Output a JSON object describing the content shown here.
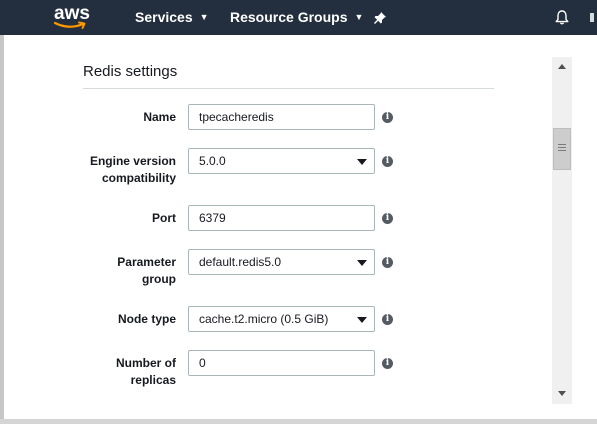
{
  "topnav": {
    "logo_text": "aws",
    "services_label": "Services",
    "resource_groups_label": "Resource Groups",
    "pin_icon": "pin-icon",
    "bell_icon": "bell-icon",
    "background": "#232f3e"
  },
  "panel": {
    "title": "Redis settings",
    "fields": [
      {
        "label": "Name",
        "value": "tpecacheredis",
        "kind": "text"
      },
      {
        "label_line1": "Engine version",
        "label_line2": "compatibility",
        "value": "5.0.0",
        "kind": "select"
      },
      {
        "label": "Port",
        "value": "6379",
        "kind": "text"
      },
      {
        "label_line1": "Parameter",
        "label_line2": "group",
        "value": "default.redis5.0",
        "kind": "select"
      },
      {
        "label": "Node type",
        "value": "cache.t2.micro (0.5 GiB)",
        "kind": "select"
      },
      {
        "label_line1": "Number of",
        "label_line2": "replicas",
        "value": "0",
        "kind": "text"
      }
    ],
    "info_glyph": "i"
  }
}
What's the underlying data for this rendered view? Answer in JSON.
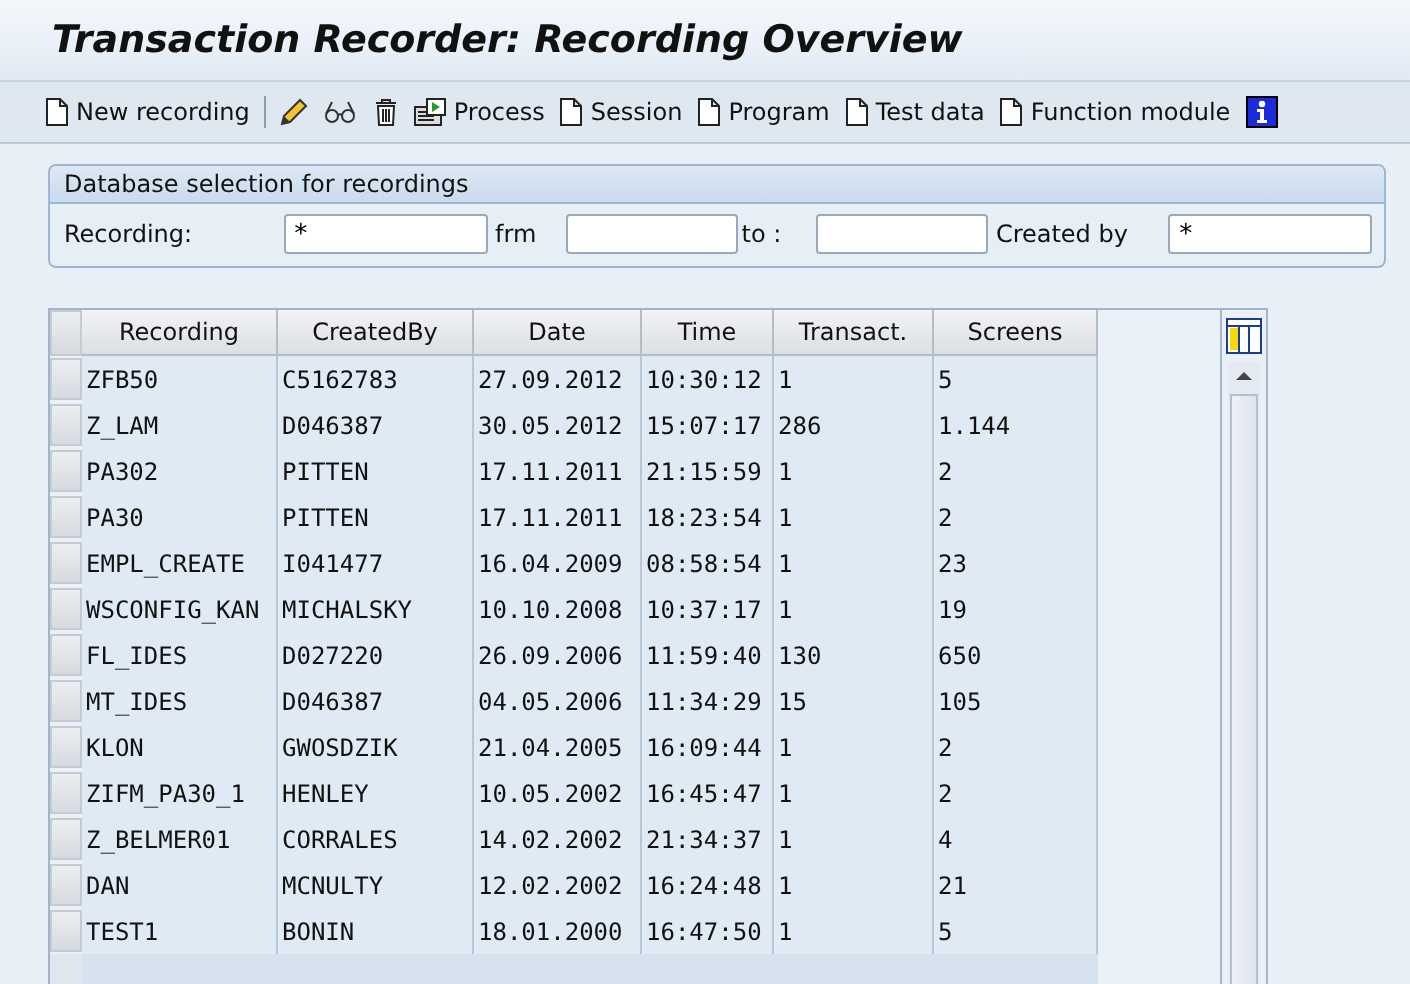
{
  "window": {
    "title": "Transaction Recorder: Recording Overview"
  },
  "toolbar": [
    {
      "kind": "document",
      "label": "New recording"
    },
    {
      "kind": "separator"
    },
    {
      "kind": "pencil"
    },
    {
      "kind": "glasses"
    },
    {
      "kind": "trash"
    },
    {
      "kind": "process",
      "label": "Process"
    },
    {
      "kind": "document",
      "label": "Session"
    },
    {
      "kind": "document",
      "label": "Program"
    },
    {
      "kind": "document",
      "label": "Test data"
    },
    {
      "kind": "document",
      "label": "Function module"
    },
    {
      "kind": "info"
    }
  ],
  "selection": {
    "title": "Database selection for recordings",
    "fields": [
      {
        "label": "Recording:",
        "value": "*"
      },
      {
        "label": "frm"
      },
      {
        "label": "to :"
      },
      {
        "label": "Created by",
        "value": "*"
      }
    ]
  },
  "table": {
    "columns": [
      "Recording",
      "CreatedBy",
      "Date",
      "Time",
      "Transact.",
      "Screens"
    ],
    "rows": [
      [
        "ZFB50",
        "C5162783",
        "27.09.2012",
        "10:30:12",
        "1",
        "5"
      ],
      [
        "Z_LAM",
        "D046387",
        "30.05.2012",
        "15:07:17",
        "286",
        "1.144"
      ],
      [
        "PA302",
        "PITTEN",
        "17.11.2011",
        "21:15:59",
        "1",
        "2"
      ],
      [
        "PA30",
        "PITTEN",
        "17.11.2011",
        "18:23:54",
        "1",
        "2"
      ],
      [
        "EMPL_CREATE",
        "I041477",
        "16.04.2009",
        "08:58:54",
        "1",
        "23"
      ],
      [
        "WSCONFIG_KAN",
        "MICHALSKY",
        "10.10.2008",
        "10:37:17",
        "1",
        "19"
      ],
      [
        "FL_IDES",
        "D027220",
        "26.09.2006",
        "11:59:40",
        "130",
        "650"
      ],
      [
        "MT_IDES",
        "D046387",
        "04.05.2006",
        "11:34:29",
        "15",
        "105"
      ],
      [
        "KLON",
        "GWOSDZIK",
        "21.04.2005",
        "16:09:44",
        "1",
        "2"
      ],
      [
        "ZIFM_PA30_1",
        "HENLEY",
        "10.05.2002",
        "16:45:47",
        "1",
        "2"
      ],
      [
        "Z_BELMER01",
        "CORRALES",
        "14.02.2002",
        "21:34:37",
        "1",
        "4"
      ],
      [
        "DAN",
        "MCNULTY",
        "12.02.2002",
        "16:24:48",
        "1",
        "21"
      ],
      [
        "TEST1",
        "BONIN",
        "18.01.2000",
        "16:47:50",
        "1",
        "5"
      ]
    ]
  }
}
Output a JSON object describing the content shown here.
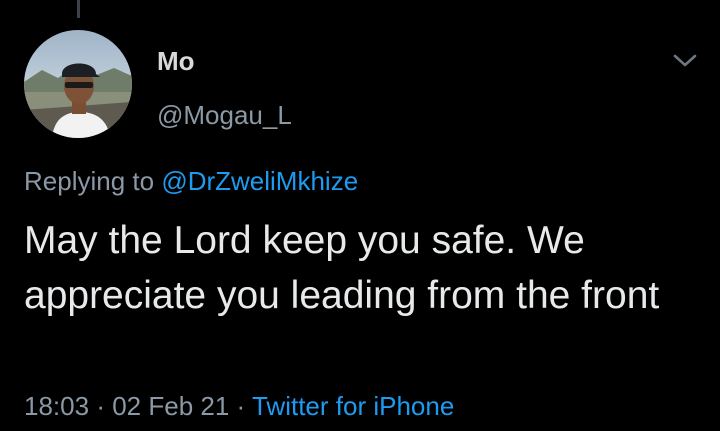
{
  "tweet": {
    "display_name": "Mo",
    "handle": "@Mogau_L",
    "replying_prefix": "Replying to",
    "replying_to": "@DrZweliMkhize",
    "text": "May the Lord keep you safe. We appreciate you leading from the front",
    "time": "18:03",
    "separator": "·",
    "date": "02 Feb 21",
    "source": "Twitter for iPhone"
  },
  "icons": {
    "more": "chevron-down-icon"
  },
  "colors": {
    "background": "#000000",
    "name": "#d9d9d9",
    "secondary": "#8b98a5",
    "link": "#1d9bf0",
    "body_text": "#e7e9ea"
  }
}
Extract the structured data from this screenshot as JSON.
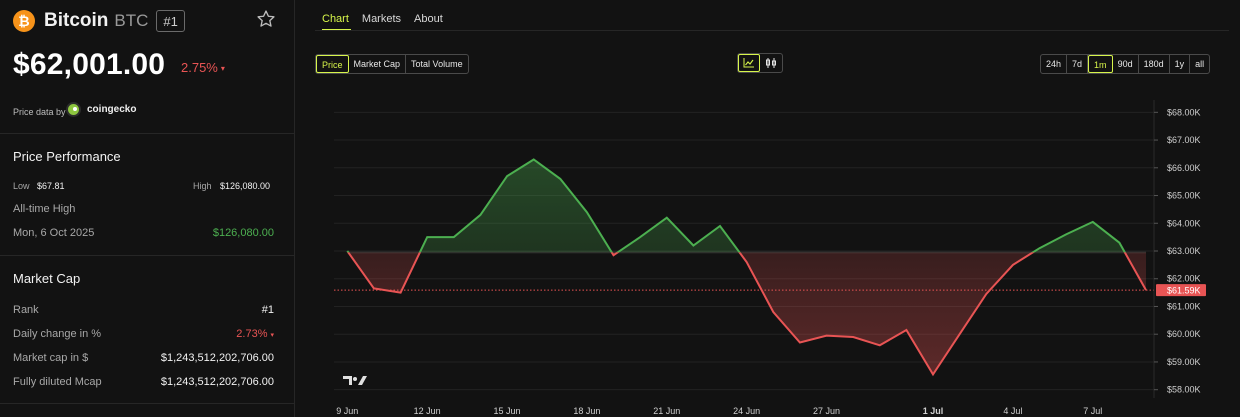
{
  "coin": {
    "logo_char": "₿",
    "name": "Bitcoin",
    "symbol": "BTC",
    "rank": "#1",
    "price": "$62,001.00",
    "price_change": "2.75%",
    "price_change_arrow": "▾"
  },
  "price_data": {
    "label": "Price data by",
    "provider": "coingecko"
  },
  "performance": {
    "title": "Price Performance",
    "low_label": "Low",
    "low_value": "$67.81",
    "high_label": "High",
    "high_value": "$126,080.00",
    "ath_label": "All-time High",
    "ath_date": "Mon, 6 Oct 2025",
    "ath_value": "$126,080.00"
  },
  "market_cap": {
    "title": "Market Cap",
    "rows": [
      {
        "label": "Rank",
        "value": "#1"
      },
      {
        "label": "Daily change in %",
        "value": "2.73%",
        "arrow": "▾"
      },
      {
        "label": "Market cap in $",
        "value": "$1,243,512,202,706.00"
      },
      {
        "label": "Fully diluted Mcap",
        "value": "$1,243,512,202,706.00"
      }
    ]
  },
  "tabs": [
    "Chart",
    "Markets",
    "About"
  ],
  "metric_buttons": [
    "Price",
    "Market Cap",
    "Total Volume"
  ],
  "chart_type_icons": [
    "line-chart-icon",
    "candlestick-icon"
  ],
  "range_buttons": [
    "24h",
    "7d",
    "1m",
    "90d",
    "180d",
    "1y",
    "all"
  ],
  "active_range": "1m",
  "colors": {
    "accent": "#d7f54a",
    "up": "#4caf50",
    "down": "#e85454",
    "btc": "#f7931a"
  },
  "chart_data": {
    "type": "area",
    "baseline": 62950,
    "current_price_label": "$61.59K",
    "current_price": 61590,
    "ylim": [
      57700,
      68300
    ],
    "y_ticks": [
      58000,
      59000,
      60000,
      61000,
      62000,
      63000,
      64000,
      65000,
      66000,
      67000,
      68000
    ],
    "y_tick_labels": [
      "$58.00K",
      "$59.00K",
      "$60.00K",
      "$61.00K",
      "$62.00K",
      "$63.00K",
      "$64.00K",
      "$65.00K",
      "$66.00K",
      "$67.00K",
      "$68.00K"
    ],
    "x_range": [
      1,
      37
    ],
    "x_ticks": [
      9,
      12,
      15,
      18,
      21,
      24,
      27,
      31,
      34,
      37
    ],
    "x_tick_labels": [
      "9 Jun",
      "12 Jun",
      "15 Jun",
      "18 Jun",
      "21 Jun",
      "24 Jun",
      "27 Jun",
      "1 Jul",
      "4 Jul",
      "7 Jul"
    ],
    "x_tick_bold": [
      false,
      false,
      false,
      false,
      false,
      false,
      false,
      true,
      false,
      false
    ],
    "x": [
      9,
      10,
      11,
      12,
      13,
      14,
      15,
      16,
      17,
      18,
      19,
      20,
      21,
      22,
      23,
      24,
      25,
      26,
      27,
      28,
      29,
      30,
      31,
      32,
      33,
      34,
      35,
      36,
      37,
      38,
      39
    ],
    "y": [
      63000,
      61650,
      61500,
      63500,
      63500,
      64300,
      65700,
      66300,
      65600,
      64400,
      62850,
      63500,
      64200,
      63200,
      63900,
      62600,
      60800,
      59700,
      59950,
      59900,
      59600,
      60150,
      58550,
      60000,
      61450,
      62500,
      63100,
      63600,
      64050,
      63300,
      61590
    ]
  }
}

◆ **Aim of the exercise**:
Excluding the pictures, restate the records above word for word.

◆ **Output below**:
Output a JSON object describing the content shown here.
{
  "topnav": {
    "logo_text": "aws",
    "services_label": "Services",
    "resource_groups_label": "Resource Groups",
    "pin_icon": "pin-icon",
    "bell_icon": "bell-icon",
    "background": "#232f3e"
  },
  "panel": {
    "title": "Redis settings",
    "fields": [
      {
        "label": "Name",
        "value": "tpecacheredis",
        "kind": "text"
      },
      {
        "label_line1": "Engine version",
        "label_line2": "compatibility",
        "value": "5.0.0",
        "kind": "select"
      },
      {
        "label": "Port",
        "value": "6379",
        "kind": "text"
      },
      {
        "label_line1": "Parameter",
        "label_line2": "group",
        "value": "default.redis5.0",
        "kind": "select"
      },
      {
        "label": "Node type",
        "value": "cache.t2.micro (0.5 GiB)",
        "kind": "select"
      },
      {
        "label_line1": "Number of",
        "label_line2": "replicas",
        "value": "0",
        "kind": "text"
      }
    ],
    "info_glyph": "i"
  }
}
What's the underlying data for this rendered view? Answer in JSON.
{
  "window": {
    "title": "Transaction Recorder: Recording Overview"
  },
  "toolbar": [
    {
      "kind": "document",
      "label": "New recording"
    },
    {
      "kind": "separator"
    },
    {
      "kind": "pencil"
    },
    {
      "kind": "glasses"
    },
    {
      "kind": "trash"
    },
    {
      "kind": "process",
      "label": "Process"
    },
    {
      "kind": "document",
      "label": "Session"
    },
    {
      "kind": "document",
      "label": "Program"
    },
    {
      "kind": "document",
      "label": "Test data"
    },
    {
      "kind": "document",
      "label": "Function module"
    },
    {
      "kind": "info"
    }
  ],
  "selection": {
    "title": "Database selection for recordings",
    "fields": [
      {
        "label": "Recording:",
        "value": "*"
      },
      {
        "label": "frm"
      },
      {
        "label": "to :"
      },
      {
        "label": "Created by",
        "value": "*"
      }
    ]
  },
  "table": {
    "columns": [
      "Recording",
      "CreatedBy",
      "Date",
      "Time",
      "Transact.",
      "Screens"
    ],
    "rows": [
      [
        "ZFB50",
        "C5162783",
        "27.09.2012",
        "10:30:12",
        "1",
        "5"
      ],
      [
        "Z_LAM",
        "D046387",
        "30.05.2012",
        "15:07:17",
        "286",
        "1.144"
      ],
      [
        "PA302",
        "PITTEN",
        "17.11.2011",
        "21:15:59",
        "1",
        "2"
      ],
      [
        "PA30",
        "PITTEN",
        "17.11.2011",
        "18:23:54",
        "1",
        "2"
      ],
      [
        "EMPL_CREATE",
        "I041477",
        "16.04.2009",
        "08:58:54",
        "1",
        "23"
      ],
      [
        "WSCONFIG_KAN",
        "MICHALSKY",
        "10.10.2008",
        "10:37:17",
        "1",
        "19"
      ],
      [
        "FL_IDES",
        "D027220",
        "26.09.2006",
        "11:59:40",
        "130",
        "650"
      ],
      [
        "MT_IDES",
        "D046387",
        "04.05.2006",
        "11:34:29",
        "15",
        "105"
      ],
      [
        "KLON",
        "GWOSDZIK",
        "21.04.2005",
        "16:09:44",
        "1",
        "2"
      ],
      [
        "ZIFM_PA30_1",
        "HENLEY",
        "10.05.2002",
        "16:45:47",
        "1",
        "2"
      ],
      [
        "Z_BELMER01",
        "CORRALES",
        "14.02.2002",
        "21:34:37",
        "1",
        "4"
      ],
      [
        "DAN",
        "MCNULTY",
        "12.02.2002",
        "16:24:48",
        "1",
        "21"
      ],
      [
        "TEST1",
        "BONIN",
        "18.01.2000",
        "16:47:50",
        "1",
        "5"
      ]
    ]
  }
}
Output a JSON object describing the content shown here.
{
  "tweet": {
    "display_name": "Mo",
    "handle": "@Mogau_L",
    "replying_prefix": "Replying to",
    "replying_to": "@DrZweliMkhize",
    "text": "May the Lord keep you safe. We appreciate you leading from the front",
    "time": "18:03",
    "separator": "·",
    "date": "02 Feb 21",
    "source": "Twitter for iPhone"
  },
  "icons": {
    "more": "chevron-down-icon"
  },
  "colors": {
    "background": "#000000",
    "name": "#d9d9d9",
    "secondary": "#8b98a5",
    "link": "#1d9bf0",
    "body_text": "#e7e9ea"
  }
}
Extract the structured data from this screenshot as JSON.
{
  "coin": {
    "logo_char": "₿",
    "name": "Bitcoin",
    "symbol": "BTC",
    "rank": "#1",
    "price": "$62,001.00",
    "price_change": "2.75%",
    "price_change_arrow": "▾"
  },
  "price_data": {
    "label": "Price data by",
    "provider": "coingecko"
  },
  "performance": {
    "title": "Price Performance",
    "low_label": "Low",
    "low_value": "$67.81",
    "high_label": "High",
    "high_value": "$126,080.00",
    "ath_label": "All-time High",
    "ath_date": "Mon, 6 Oct 2025",
    "ath_value": "$126,080.00"
  },
  "market_cap": {
    "title": "Market Cap",
    "rows": [
      {
        "label": "Rank",
        "value": "#1"
      },
      {
        "label": "Daily change in %",
        "value": "2.73%",
        "arrow": "▾"
      },
      {
        "label": "Market cap in $",
        "value": "$1,243,512,202,706.00"
      },
      {
        "label": "Fully diluted Mcap",
        "value": "$1,243,512,202,706.00"
      }
    ]
  },
  "tabs": [
    "Chart",
    "Markets",
    "About"
  ],
  "metric_buttons": [
    "Price",
    "Market Cap",
    "Total Volume"
  ],
  "chart_type_icons": [
    "line-chart-icon",
    "candlestick-icon"
  ],
  "range_buttons": [
    "24h",
    "7d",
    "1m",
    "90d",
    "180d",
    "1y",
    "all"
  ],
  "active_range": "1m",
  "colors": {
    "accent": "#d7f54a",
    "up": "#4caf50",
    "down": "#e85454",
    "btc": "#f7931a"
  },
  "chart_data": {
    "type": "area",
    "baseline": 62950,
    "current_price_label": "$61.59K",
    "current_price": 61590,
    "ylim": [
      57700,
      68300
    ],
    "y_ticks": [
      58000,
      59000,
      60000,
      61000,
      62000,
      63000,
      64000,
      65000,
      66000,
      67000,
      68000
    ],
    "y_tick_labels": [
      "$58.00K",
      "$59.00K",
      "$60.00K",
      "$61.00K",
      "$62.00K",
      "$63.00K",
      "$64.00K",
      "$65.00K",
      "$66.00K",
      "$67.00K",
      "$68.00K"
    ],
    "x_range": [
      1,
      37
    ],
    "x_ticks": [
      9,
      12,
      15,
      18,
      21,
      24,
      27,
      31,
      34,
      37
    ],
    "x_tick_labels": [
      "9 Jun",
      "12 Jun",
      "15 Jun",
      "18 Jun",
      "21 Jun",
      "24 Jun",
      "27 Jun",
      "1 Jul",
      "4 Jul",
      "7 Jul"
    ],
    "x_tick_bold": [
      false,
      false,
      false,
      false,
      false,
      false,
      false,
      true,
      false,
      false
    ],
    "x": [
      9,
      10,
      11,
      12,
      13,
      14,
      15,
      16,
      17,
      18,
      19,
      20,
      21,
      22,
      23,
      24,
      25,
      26,
      27,
      28,
      29,
      30,
      31,
      32,
      33,
      34,
      35,
      36,
      37,
      38,
      39
    ],
    "y": [
      63000,
      61650,
      61500,
      63500,
      63500,
      64300,
      65700,
      66300,
      65600,
      64400,
      62850,
      63500,
      64200,
      63200,
      63900,
      62600,
      60800,
      59700,
      59950,
      59900,
      59600,
      60150,
      58550,
      60000,
      61450,
      62500,
      63100,
      63600,
      64050,
      63300,
      61590
    ]
  }
}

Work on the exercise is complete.